┌──

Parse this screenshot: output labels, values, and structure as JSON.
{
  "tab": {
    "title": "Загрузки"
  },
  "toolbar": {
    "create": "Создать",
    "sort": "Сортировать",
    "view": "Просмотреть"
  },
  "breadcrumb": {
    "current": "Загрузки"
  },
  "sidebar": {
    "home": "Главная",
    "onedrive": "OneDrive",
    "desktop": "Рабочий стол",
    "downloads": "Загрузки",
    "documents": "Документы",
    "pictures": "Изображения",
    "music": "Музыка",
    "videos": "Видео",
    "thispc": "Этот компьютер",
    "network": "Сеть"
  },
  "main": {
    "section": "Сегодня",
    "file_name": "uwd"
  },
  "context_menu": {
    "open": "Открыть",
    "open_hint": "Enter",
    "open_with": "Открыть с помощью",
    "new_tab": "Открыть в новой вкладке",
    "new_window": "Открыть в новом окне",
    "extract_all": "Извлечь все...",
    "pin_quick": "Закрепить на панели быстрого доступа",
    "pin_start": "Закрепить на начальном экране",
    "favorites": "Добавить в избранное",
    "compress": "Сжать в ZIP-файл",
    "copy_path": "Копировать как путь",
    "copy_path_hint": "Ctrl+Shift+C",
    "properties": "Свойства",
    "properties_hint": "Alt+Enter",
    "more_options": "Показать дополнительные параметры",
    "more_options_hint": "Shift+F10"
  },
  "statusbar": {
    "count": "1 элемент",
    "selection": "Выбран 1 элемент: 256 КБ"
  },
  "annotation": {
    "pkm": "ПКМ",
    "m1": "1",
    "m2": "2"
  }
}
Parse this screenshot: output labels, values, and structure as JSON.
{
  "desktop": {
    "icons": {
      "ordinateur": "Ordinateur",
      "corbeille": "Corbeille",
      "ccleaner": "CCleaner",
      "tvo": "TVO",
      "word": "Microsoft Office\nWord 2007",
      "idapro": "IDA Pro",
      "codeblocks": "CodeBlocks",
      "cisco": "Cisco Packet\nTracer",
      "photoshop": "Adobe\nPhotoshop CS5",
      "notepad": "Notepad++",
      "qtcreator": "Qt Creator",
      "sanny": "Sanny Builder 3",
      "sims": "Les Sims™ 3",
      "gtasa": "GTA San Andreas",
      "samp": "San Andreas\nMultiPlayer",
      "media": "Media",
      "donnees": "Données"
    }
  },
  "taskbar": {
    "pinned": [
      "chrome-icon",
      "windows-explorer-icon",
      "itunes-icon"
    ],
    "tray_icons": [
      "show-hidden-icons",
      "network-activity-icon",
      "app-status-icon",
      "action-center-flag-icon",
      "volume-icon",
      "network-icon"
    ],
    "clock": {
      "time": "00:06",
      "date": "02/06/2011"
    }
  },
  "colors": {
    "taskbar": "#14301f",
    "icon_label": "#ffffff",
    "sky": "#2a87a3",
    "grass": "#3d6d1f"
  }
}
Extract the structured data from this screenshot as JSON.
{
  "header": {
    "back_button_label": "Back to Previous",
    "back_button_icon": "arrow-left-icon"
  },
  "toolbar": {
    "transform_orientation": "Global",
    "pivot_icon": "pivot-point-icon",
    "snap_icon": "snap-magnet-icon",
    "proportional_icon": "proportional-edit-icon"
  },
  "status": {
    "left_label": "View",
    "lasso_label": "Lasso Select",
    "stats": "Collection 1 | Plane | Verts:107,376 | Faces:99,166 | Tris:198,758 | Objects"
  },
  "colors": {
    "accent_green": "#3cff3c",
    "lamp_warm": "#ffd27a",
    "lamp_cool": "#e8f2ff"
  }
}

└──

Set task = Repeat the lines above exactly.

Completed exercise =
Parse this screenshot: output labels, values, and structure as JSON.
{
  "tab": {
    "title": "Загрузки"
  },
  "toolbar": {
    "create": "Создать",
    "sort": "Сортировать",
    "view": "Просмотреть"
  },
  "breadcrumb": {
    "current": "Загрузки"
  },
  "sidebar": {
    "home": "Главная",
    "onedrive": "OneDrive",
    "desktop": "Рабочий стол",
    "downloads": "Загрузки",
    "documents": "Документы",
    "pictures": "Изображения",
    "music": "Музыка",
    "videos": "Видео",
    "thispc": "Этот компьютер",
    "network": "Сеть"
  },
  "main": {
    "section": "Сегодня",
    "file_name": "uwd"
  },
  "context_menu": {
    "open": "Открыть",
    "open_hint": "Enter",
    "open_with": "Открыть с помощью",
    "new_tab": "Открыть в новой вкладке",
    "new_window": "Открыть в новом окне",
    "extract_all": "Извлечь все...",
    "pin_quick": "Закрепить на панели быстрого доступа",
    "pin_start": "Закрепить на начальном экране",
    "favorites": "Добавить в избранное",
    "compress": "Сжать в ZIP-файл",
    "copy_path": "Копировать как путь",
    "copy_path_hint": "Ctrl+Shift+C",
    "properties": "Свойства",
    "properties_hint": "Alt+Enter",
    "more_options": "Показать дополнительные параметры",
    "more_options_hint": "Shift+F10"
  },
  "statusbar": {
    "count": "1 элемент",
    "selection": "Выбран 1 элемент: 256 КБ"
  },
  "annotation": {
    "pkm": "ПКМ",
    "m1": "1",
    "m2": "2"
  }
}
Parse this screenshot: output labels, values, and structure as JSON.
{
  "desktop": {
    "icons": {
      "ordinateur": "Ordinateur",
      "corbeille": "Corbeille",
      "ccleaner": "CCleaner",
      "tvo": "TVO",
      "word": "Microsoft Office\nWord 2007",
      "idapro": "IDA Pro",
      "codeblocks": "CodeBlocks",
      "cisco": "Cisco Packet\nTracer",
      "photoshop": "Adobe\nPhotoshop CS5",
      "notepad": "Notepad++",
      "qtcreator": "Qt Creator",
      "sanny": "Sanny Builder 3",
      "sims": "Les Sims™ 3",
      "gtasa": "GTA San Andreas",
      "samp": "San Andreas\nMultiPlayer",
      "media": "Media",
      "donnees": "Données"
    }
  },
  "taskbar": {
    "pinned": [
      "chrome-icon",
      "windows-explorer-icon",
      "itunes-icon"
    ],
    "tray_icons": [
      "show-hidden-icons",
      "network-activity-icon",
      "app-status-icon",
      "action-center-flag-icon",
      "volume-icon",
      "network-icon"
    ],
    "clock": {
      "time": "00:06",
      "date": "02/06/2011"
    }
  },
  "colors": {
    "taskbar": "#14301f",
    "icon_label": "#ffffff",
    "sky": "#2a87a3",
    "grass": "#3d6d1f"
  }
}
Extract the structured data from this screenshot as JSON.
{
  "header": {
    "back_button_label": "Back to Previous",
    "back_button_icon": "arrow-left-icon"
  },
  "toolbar": {
    "transform_orientation": "Global",
    "pivot_icon": "pivot-point-icon",
    "snap_icon": "snap-magnet-icon",
    "proportional_icon": "proportional-edit-icon"
  },
  "status": {
    "left_label": "View",
    "lasso_label": "Lasso Select",
    "stats": "Collection 1 | Plane | Verts:107,376 | Faces:99,166 | Tris:198,758 | Objects"
  },
  "colors": {
    "accent_green": "#3cff3c",
    "lamp_warm": "#ffd27a",
    "lamp_cool": "#e8f2ff"
  }
}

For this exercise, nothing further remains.